Task instructions: Count up the lines in the following listing that hold the word "movement", then give only that count.

Listed entries:
───
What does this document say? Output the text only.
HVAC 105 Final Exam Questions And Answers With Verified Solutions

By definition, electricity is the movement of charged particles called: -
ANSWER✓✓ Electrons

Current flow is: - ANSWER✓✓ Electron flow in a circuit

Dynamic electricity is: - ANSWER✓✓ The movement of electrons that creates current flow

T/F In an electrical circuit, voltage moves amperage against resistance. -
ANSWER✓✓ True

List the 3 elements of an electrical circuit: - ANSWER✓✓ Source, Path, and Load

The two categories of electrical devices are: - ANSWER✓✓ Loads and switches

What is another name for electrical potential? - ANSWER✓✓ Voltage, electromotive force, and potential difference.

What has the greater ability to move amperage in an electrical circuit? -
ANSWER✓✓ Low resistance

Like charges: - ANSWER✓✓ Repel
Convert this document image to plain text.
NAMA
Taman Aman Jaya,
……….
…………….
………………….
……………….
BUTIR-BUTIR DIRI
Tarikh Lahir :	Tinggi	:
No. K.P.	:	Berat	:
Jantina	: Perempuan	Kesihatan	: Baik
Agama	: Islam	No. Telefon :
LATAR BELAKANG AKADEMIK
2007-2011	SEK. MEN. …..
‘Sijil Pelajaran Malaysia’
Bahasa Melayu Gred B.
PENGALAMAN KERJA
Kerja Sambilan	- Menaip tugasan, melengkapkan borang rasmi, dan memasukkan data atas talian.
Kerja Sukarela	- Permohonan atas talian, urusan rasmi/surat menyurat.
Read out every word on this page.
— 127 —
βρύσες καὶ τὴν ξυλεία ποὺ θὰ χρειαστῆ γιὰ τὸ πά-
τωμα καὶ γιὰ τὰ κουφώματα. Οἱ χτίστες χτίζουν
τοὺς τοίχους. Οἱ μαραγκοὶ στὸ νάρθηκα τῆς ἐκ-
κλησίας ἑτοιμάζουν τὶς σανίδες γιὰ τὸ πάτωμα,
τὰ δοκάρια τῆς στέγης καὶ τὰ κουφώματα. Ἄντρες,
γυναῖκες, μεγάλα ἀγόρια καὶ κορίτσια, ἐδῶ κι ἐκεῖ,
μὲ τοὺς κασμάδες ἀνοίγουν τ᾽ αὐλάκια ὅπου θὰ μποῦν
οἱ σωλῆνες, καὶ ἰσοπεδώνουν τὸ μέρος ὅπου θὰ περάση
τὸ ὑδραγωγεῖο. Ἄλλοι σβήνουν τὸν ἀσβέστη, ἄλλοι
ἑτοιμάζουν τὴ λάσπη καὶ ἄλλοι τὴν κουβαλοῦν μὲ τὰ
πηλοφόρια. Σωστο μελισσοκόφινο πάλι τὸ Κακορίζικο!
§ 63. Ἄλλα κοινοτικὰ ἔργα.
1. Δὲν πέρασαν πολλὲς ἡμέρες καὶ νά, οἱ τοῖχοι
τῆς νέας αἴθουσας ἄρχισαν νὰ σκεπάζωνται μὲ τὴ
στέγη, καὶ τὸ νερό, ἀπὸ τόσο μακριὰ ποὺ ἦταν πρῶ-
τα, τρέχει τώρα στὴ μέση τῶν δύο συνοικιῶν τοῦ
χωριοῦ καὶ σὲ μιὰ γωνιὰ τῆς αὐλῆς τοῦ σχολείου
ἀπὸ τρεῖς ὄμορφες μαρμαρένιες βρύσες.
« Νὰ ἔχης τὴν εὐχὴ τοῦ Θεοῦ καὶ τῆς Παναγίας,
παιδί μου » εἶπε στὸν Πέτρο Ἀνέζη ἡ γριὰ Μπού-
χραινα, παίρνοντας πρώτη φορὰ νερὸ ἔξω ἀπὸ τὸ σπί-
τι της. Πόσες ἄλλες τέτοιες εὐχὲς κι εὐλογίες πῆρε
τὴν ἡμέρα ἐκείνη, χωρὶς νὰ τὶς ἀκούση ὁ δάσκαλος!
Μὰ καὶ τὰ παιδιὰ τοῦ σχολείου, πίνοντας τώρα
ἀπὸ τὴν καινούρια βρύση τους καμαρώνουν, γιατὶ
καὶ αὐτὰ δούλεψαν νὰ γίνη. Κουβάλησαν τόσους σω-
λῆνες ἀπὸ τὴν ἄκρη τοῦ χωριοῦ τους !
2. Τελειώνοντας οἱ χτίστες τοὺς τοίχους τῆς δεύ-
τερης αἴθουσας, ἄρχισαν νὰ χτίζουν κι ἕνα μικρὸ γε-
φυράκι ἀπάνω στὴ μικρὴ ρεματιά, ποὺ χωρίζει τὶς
───
Answer: 2